- Exercise details -
Identify the lines bearing the string "Folder" and gather them.

- Dataset content -

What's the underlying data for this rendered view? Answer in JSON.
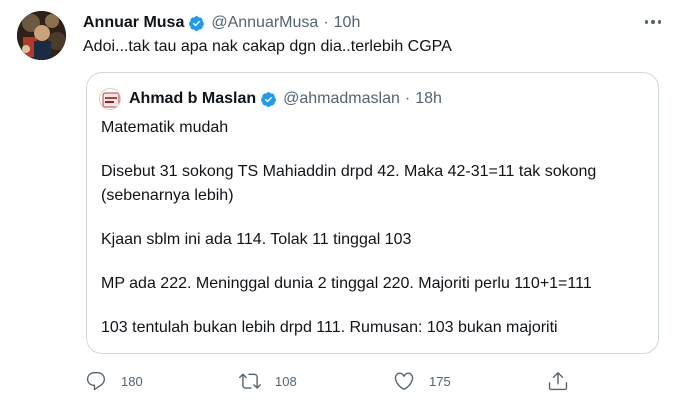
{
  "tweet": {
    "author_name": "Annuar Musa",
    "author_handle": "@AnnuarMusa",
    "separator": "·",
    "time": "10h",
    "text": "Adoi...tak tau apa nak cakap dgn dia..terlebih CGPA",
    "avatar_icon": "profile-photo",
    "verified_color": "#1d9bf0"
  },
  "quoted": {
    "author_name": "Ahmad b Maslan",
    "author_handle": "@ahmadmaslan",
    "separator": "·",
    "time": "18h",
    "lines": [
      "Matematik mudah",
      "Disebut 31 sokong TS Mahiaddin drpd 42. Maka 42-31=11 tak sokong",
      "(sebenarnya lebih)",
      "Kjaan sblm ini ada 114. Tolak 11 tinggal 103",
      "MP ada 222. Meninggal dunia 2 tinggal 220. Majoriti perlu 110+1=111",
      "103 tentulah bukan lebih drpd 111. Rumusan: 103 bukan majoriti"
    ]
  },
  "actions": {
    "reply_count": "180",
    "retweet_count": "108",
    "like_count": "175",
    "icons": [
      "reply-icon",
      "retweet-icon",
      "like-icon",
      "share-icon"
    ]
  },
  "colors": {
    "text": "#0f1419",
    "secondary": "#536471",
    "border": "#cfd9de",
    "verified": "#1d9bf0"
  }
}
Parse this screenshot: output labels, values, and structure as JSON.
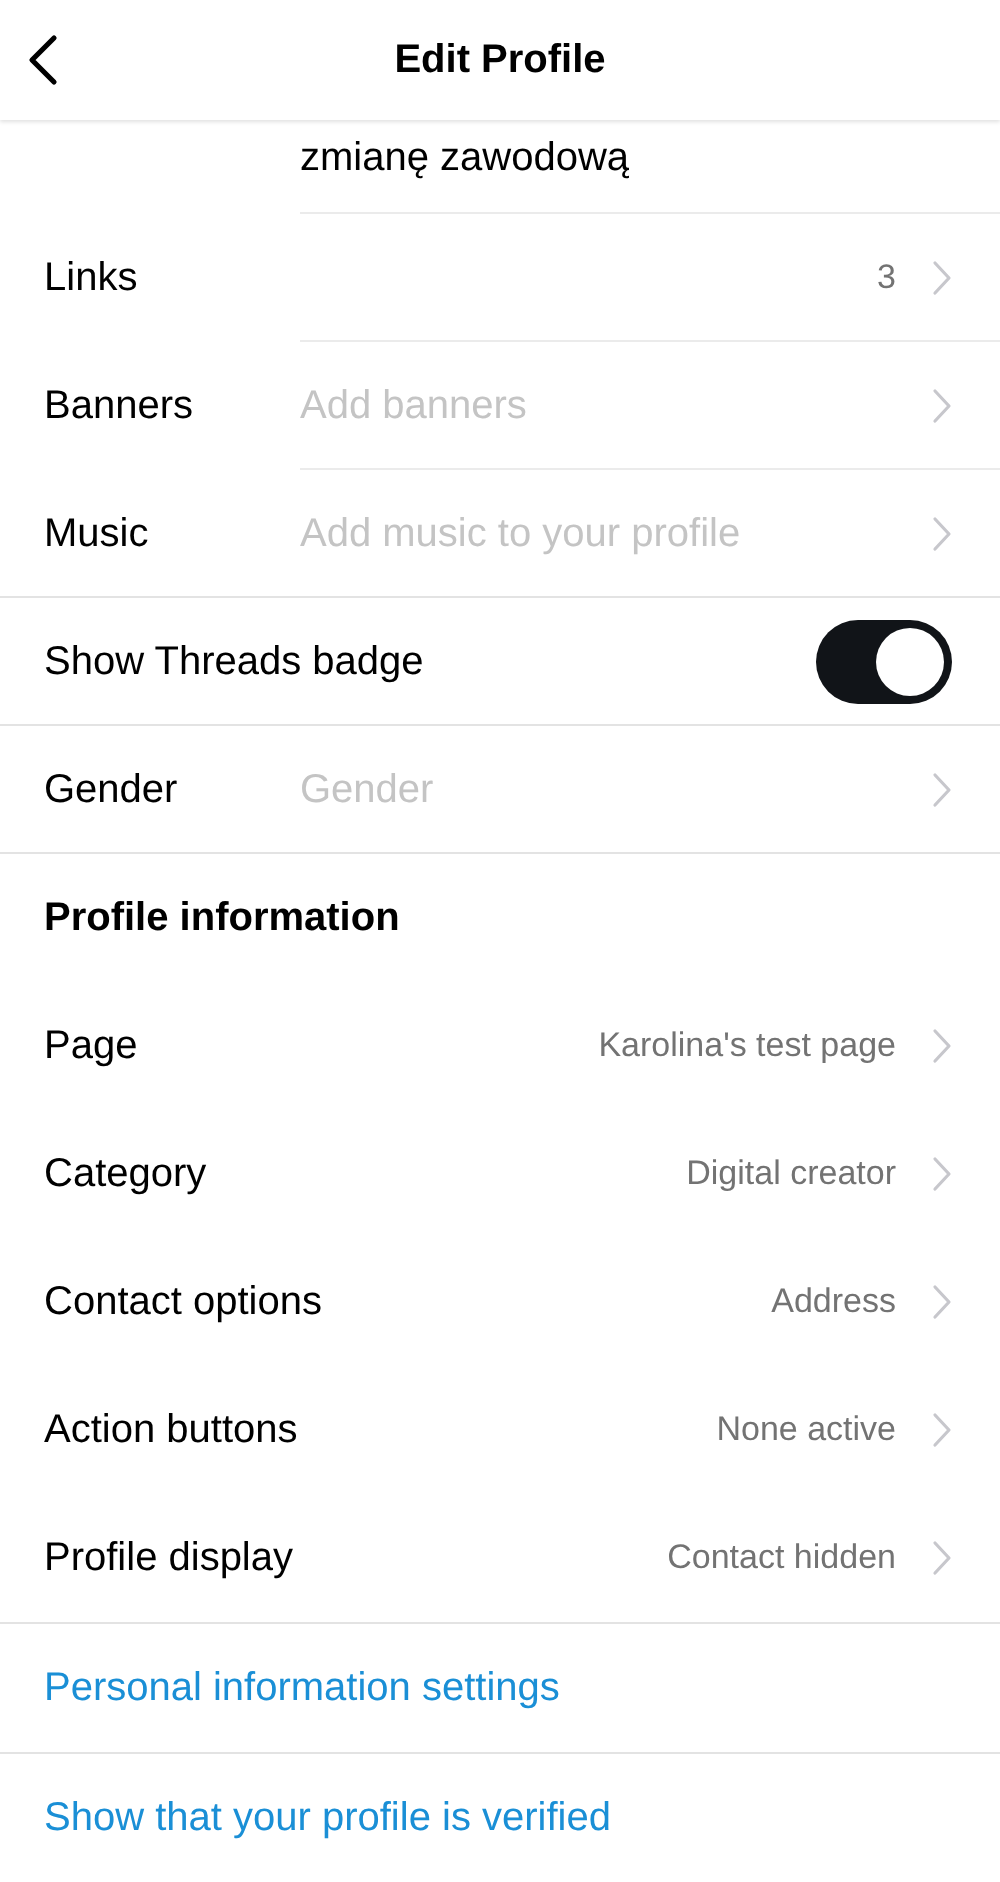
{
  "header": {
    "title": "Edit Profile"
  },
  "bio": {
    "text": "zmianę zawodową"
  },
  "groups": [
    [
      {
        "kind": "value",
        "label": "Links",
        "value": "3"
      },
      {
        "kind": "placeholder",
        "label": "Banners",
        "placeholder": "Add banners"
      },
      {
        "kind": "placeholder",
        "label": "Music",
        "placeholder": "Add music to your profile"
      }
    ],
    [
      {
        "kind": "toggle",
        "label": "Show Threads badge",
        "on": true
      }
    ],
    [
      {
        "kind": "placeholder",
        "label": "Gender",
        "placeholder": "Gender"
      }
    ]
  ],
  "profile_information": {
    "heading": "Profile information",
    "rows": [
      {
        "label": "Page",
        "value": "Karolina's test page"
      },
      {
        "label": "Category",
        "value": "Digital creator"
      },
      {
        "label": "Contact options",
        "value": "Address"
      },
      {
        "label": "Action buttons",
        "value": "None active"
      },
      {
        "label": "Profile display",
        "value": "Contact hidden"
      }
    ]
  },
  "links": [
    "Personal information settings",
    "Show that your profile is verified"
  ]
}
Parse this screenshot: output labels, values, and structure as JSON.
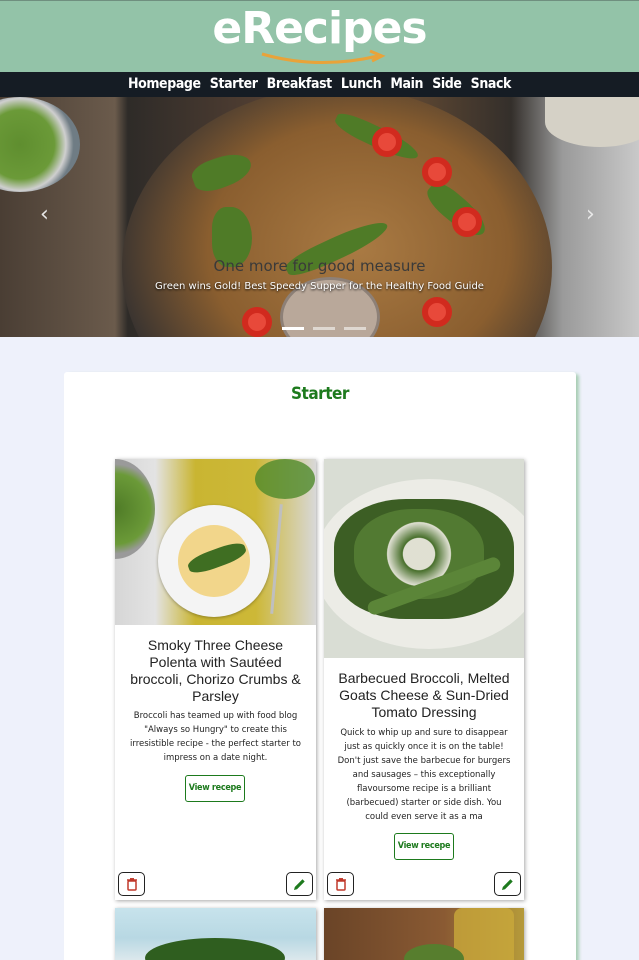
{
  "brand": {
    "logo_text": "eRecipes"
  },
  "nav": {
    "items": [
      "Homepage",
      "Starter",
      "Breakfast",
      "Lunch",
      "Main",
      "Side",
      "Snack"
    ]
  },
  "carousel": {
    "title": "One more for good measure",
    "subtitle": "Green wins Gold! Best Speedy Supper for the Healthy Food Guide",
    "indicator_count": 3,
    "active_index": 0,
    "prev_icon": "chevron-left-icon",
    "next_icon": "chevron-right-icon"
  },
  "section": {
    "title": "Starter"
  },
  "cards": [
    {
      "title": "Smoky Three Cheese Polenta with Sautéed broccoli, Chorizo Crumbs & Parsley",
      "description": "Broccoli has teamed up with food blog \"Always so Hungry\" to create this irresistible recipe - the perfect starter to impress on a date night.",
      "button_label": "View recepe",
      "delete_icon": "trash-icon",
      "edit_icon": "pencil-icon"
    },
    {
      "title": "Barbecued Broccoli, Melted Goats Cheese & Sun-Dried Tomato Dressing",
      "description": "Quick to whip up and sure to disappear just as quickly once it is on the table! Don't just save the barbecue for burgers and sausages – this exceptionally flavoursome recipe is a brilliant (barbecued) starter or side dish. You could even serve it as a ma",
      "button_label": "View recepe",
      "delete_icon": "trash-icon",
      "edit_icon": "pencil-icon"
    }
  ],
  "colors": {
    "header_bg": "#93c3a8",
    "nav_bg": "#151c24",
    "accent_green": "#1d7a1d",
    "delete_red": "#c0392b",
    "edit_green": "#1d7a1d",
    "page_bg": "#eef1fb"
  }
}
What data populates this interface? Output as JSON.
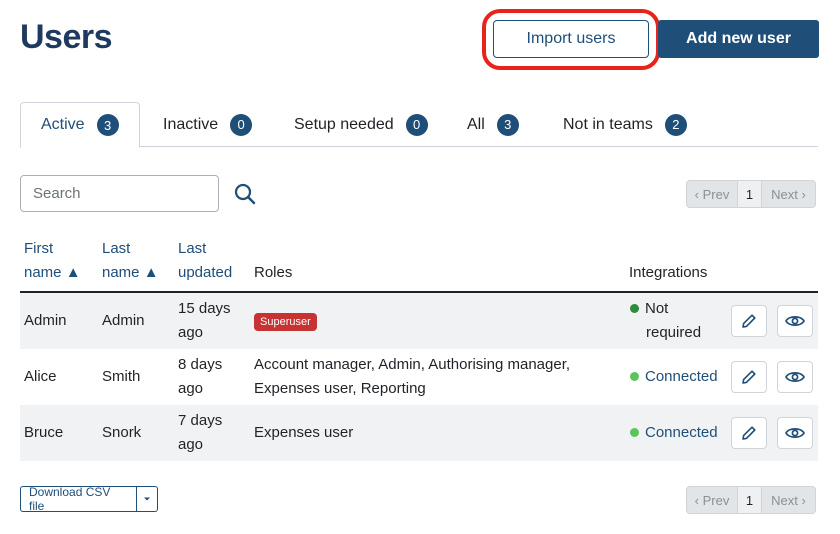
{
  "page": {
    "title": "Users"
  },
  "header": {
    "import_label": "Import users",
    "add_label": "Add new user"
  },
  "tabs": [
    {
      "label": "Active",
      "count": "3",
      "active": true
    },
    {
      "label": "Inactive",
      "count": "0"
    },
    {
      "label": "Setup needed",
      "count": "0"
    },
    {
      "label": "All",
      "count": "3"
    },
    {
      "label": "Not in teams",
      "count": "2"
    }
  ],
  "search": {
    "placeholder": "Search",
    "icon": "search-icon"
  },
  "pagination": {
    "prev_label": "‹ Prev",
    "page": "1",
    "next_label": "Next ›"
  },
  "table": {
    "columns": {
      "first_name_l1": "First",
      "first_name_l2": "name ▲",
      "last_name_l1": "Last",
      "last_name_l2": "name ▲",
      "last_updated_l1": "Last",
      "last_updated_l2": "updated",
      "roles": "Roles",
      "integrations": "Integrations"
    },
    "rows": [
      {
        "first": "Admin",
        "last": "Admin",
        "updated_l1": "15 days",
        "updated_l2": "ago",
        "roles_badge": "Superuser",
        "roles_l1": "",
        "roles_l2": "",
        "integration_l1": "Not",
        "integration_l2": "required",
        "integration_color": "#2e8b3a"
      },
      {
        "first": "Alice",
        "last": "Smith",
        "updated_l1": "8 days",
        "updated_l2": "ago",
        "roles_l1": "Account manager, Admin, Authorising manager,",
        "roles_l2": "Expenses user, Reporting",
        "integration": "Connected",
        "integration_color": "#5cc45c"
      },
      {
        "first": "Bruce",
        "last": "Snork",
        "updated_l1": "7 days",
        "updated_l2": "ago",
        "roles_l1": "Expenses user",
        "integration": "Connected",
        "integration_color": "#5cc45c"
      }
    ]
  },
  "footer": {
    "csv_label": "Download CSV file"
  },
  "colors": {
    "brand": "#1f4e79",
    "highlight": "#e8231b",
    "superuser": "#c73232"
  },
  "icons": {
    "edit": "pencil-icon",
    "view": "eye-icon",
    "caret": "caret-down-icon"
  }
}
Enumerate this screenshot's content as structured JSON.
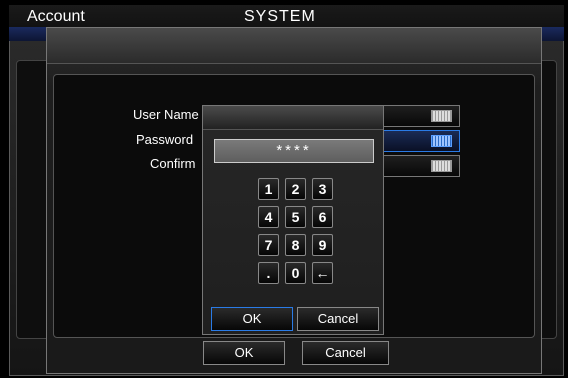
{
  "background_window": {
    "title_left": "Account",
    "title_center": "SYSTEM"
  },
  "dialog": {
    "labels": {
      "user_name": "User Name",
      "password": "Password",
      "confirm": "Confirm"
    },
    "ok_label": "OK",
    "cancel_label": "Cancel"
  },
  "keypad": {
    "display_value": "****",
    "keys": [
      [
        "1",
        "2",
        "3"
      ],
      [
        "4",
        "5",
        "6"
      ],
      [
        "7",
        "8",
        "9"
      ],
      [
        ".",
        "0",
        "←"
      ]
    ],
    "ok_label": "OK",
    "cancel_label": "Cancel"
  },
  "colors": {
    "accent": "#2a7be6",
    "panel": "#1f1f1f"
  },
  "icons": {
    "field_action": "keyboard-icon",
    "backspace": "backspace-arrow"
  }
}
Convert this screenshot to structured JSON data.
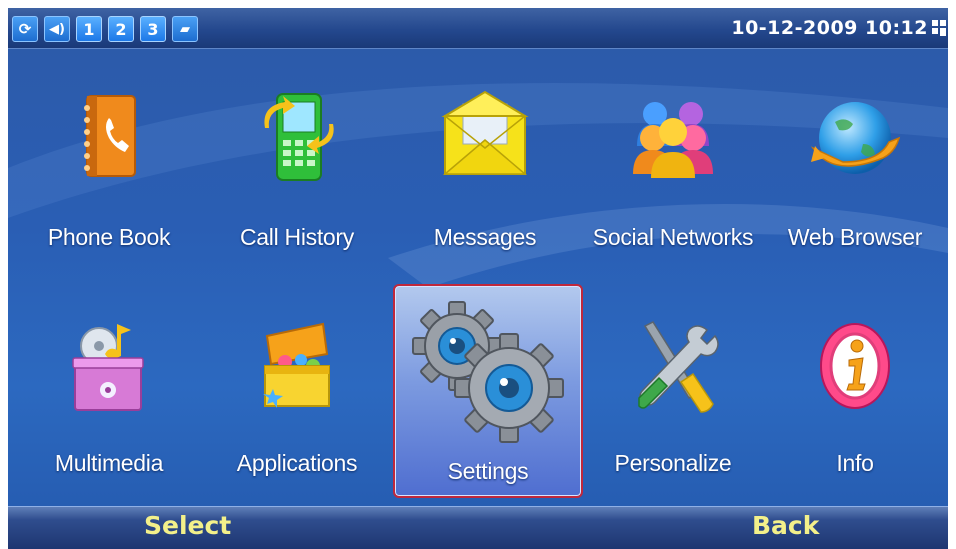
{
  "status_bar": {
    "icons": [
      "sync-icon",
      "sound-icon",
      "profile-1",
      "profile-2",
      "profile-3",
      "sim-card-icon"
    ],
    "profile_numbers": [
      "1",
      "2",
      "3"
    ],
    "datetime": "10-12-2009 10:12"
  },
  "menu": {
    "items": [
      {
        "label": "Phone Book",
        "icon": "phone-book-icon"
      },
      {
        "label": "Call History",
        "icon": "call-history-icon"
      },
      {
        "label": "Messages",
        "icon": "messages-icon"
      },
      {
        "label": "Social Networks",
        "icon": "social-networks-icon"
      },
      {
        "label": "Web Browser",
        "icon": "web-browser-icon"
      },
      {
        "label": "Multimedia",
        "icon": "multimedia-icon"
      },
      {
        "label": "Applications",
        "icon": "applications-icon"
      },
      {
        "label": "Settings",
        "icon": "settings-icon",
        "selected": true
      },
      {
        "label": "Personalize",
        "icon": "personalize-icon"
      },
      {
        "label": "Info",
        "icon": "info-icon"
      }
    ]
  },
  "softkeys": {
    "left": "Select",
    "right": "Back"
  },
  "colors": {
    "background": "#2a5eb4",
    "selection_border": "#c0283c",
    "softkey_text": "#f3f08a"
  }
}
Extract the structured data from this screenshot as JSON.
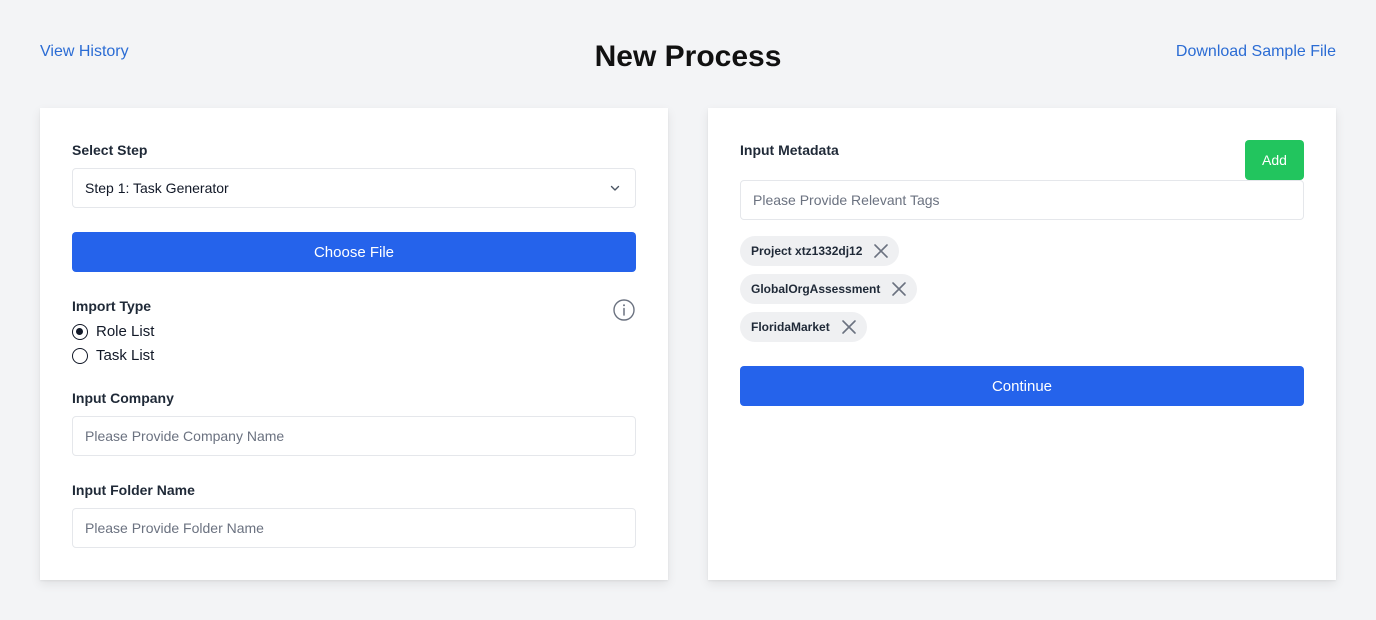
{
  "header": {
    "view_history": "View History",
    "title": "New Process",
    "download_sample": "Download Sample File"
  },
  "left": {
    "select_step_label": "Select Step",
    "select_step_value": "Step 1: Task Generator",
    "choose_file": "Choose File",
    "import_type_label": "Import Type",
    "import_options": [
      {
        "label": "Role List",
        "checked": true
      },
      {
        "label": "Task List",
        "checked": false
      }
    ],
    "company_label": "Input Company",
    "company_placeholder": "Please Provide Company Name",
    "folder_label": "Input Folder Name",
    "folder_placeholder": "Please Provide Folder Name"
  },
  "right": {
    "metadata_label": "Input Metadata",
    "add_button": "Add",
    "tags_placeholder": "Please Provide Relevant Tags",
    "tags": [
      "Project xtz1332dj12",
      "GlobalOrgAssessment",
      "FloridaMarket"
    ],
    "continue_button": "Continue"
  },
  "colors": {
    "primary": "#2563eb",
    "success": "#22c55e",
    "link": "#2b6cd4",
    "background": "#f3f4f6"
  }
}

- Full solution -
    "folder_label": "Input Folder Name",
    "folder_placeholder": "Please Provide Folder Name"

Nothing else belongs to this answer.